> _What this task involves_
Copy out the data below verbatim.

> _Source data_

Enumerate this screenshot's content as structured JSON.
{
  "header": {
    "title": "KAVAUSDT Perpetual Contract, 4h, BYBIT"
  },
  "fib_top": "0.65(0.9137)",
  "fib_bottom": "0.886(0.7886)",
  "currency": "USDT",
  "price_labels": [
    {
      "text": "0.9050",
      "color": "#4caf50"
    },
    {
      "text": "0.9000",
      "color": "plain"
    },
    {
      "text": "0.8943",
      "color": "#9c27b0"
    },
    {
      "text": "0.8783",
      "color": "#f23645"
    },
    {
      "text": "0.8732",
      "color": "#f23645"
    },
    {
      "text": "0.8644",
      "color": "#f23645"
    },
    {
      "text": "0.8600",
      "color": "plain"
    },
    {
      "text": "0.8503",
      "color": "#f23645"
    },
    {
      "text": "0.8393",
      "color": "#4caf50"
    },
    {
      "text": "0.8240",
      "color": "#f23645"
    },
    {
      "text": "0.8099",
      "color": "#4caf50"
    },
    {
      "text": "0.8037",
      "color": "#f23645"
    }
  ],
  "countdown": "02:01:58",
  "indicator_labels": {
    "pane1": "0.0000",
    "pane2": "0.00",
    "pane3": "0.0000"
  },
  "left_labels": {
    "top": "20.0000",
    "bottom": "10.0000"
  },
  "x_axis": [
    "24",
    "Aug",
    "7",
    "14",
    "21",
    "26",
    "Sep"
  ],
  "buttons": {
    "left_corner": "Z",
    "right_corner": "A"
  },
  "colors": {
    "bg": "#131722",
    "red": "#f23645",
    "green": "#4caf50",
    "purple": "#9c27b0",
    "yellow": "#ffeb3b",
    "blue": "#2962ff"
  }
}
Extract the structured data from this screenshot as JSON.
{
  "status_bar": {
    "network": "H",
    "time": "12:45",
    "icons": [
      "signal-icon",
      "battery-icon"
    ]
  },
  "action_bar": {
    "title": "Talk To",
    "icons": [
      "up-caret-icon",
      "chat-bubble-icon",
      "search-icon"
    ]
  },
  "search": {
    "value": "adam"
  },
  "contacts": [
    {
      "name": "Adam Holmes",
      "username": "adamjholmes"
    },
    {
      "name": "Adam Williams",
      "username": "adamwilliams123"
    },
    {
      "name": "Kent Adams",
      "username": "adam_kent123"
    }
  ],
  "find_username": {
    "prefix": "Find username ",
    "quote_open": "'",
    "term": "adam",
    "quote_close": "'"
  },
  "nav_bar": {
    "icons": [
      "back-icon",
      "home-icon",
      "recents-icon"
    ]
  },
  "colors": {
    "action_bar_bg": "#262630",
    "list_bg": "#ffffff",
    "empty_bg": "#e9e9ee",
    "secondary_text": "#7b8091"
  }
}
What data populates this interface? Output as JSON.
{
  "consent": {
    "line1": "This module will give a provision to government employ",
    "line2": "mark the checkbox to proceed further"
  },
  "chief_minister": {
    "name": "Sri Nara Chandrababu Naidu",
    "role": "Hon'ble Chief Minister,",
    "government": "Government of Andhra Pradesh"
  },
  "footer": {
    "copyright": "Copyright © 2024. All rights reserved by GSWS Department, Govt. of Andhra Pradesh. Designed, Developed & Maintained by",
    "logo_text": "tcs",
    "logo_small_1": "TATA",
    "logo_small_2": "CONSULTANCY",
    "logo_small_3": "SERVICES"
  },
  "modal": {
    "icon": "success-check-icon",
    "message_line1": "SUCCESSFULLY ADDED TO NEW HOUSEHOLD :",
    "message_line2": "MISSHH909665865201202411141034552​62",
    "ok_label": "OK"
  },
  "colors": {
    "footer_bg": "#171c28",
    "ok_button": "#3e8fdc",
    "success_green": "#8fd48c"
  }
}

> _Solution_
Enumerate this screenshot's content as structured JSON.
{
  "header": {
    "title": "KAVAUSDT Perpetual Contract, 4h, BYBIT"
  },
  "fib_top": "0.65(0.9137)",
  "fib_bottom": "0.886(0.7886)",
  "currency": "USDT",
  "price_labels": [
    {
      "text": "0.9050",
      "color": "#4caf50"
    },
    {
      "text": "0.9000",
      "color": "plain"
    },
    {
      "text": "0.8943",
      "color": "#9c27b0"
    },
    {
      "text": "0.8783",
      "color": "#f23645"
    },
    {
      "text": "0.8732",
      "color": "#f23645"
    },
    {
      "text": "0.8644",
      "color": "#f23645"
    },
    {
      "text": "0.8600",
      "color": "plain"
    },
    {
      "text": "0.8503",
      "color": "#f23645"
    },
    {
      "text": "0.8393",
      "color": "#4caf50"
    },
    {
      "text": "0.8240",
      "color": "#f23645"
    },
    {
      "text": "0.8099",
      "color": "#4caf50"
    },
    {
      "text": "0.8037",
      "color": "#f23645"
    }
  ],
  "countdown": "02:01:58",
  "indicator_labels": {
    "pane1": "0.0000",
    "pane2": "0.00",
    "pane3": "0.0000"
  },
  "left_labels": {
    "top": "20.0000",
    "bottom": "10.0000"
  },
  "x_axis": [
    "24",
    "Aug",
    "7",
    "14",
    "21",
    "26",
    "Sep"
  ],
  "buttons": {
    "left_corner": "Z",
    "right_corner": "A"
  },
  "colors": {
    "bg": "#131722",
    "red": "#f23645",
    "green": "#4caf50",
    "purple": "#9c27b0",
    "yellow": "#ffeb3b",
    "blue": "#2962ff"
  }
}
Extract the structured data from this screenshot as JSON.
{
  "status_bar": {
    "network": "H",
    "time": "12:45",
    "icons": [
      "signal-icon",
      "battery-icon"
    ]
  },
  "action_bar": {
    "title": "Talk To",
    "icons": [
      "up-caret-icon",
      "chat-bubble-icon",
      "search-icon"
    ]
  },
  "search": {
    "value": "adam"
  },
  "contacts": [
    {
      "name": "Adam Holmes",
      "username": "adamjholmes"
    },
    {
      "name": "Adam Williams",
      "username": "adamwilliams123"
    },
    {
      "name": "Kent Adams",
      "username": "adam_kent123"
    }
  ],
  "find_username": {
    "prefix": "Find username ",
    "quote_open": "'",
    "term": "adam",
    "quote_close": "'"
  },
  "nav_bar": {
    "icons": [
      "back-icon",
      "home-icon",
      "recents-icon"
    ]
  },
  "colors": {
    "action_bar_bg": "#262630",
    "list_bg": "#ffffff",
    "empty_bg": "#e9e9ee",
    "secondary_text": "#7b8091"
  }
}
What data populates this interface? Output as JSON.
{
  "consent": {
    "line1": "This module will give a provision to government employ",
    "line2": "mark the checkbox to proceed further"
  },
  "chief_minister": {
    "name": "Sri Nara Chandrababu Naidu",
    "role": "Hon'ble Chief Minister,",
    "government": "Government of Andhra Pradesh"
  },
  "footer": {
    "copyright": "Copyright © 2024. All rights reserved by GSWS Department, Govt. of Andhra Pradesh. Designed, Developed & Maintained by",
    "logo_text": "tcs",
    "logo_small_1": "TATA",
    "logo_small_2": "CONSULTANCY",
    "logo_small_3": "SERVICES"
  },
  "modal": {
    "icon": "success-check-icon",
    "message_line1": "SUCCESSFULLY ADDED TO NEW HOUSEHOLD :",
    "message_line2": "MISSHH909665865201202411141034552​62",
    "ok_label": "OK"
  },
  "colors": {
    "footer_bg": "#171c28",
    "ok_button": "#3e8fdc",
    "success_green": "#8fd48c"
  }
}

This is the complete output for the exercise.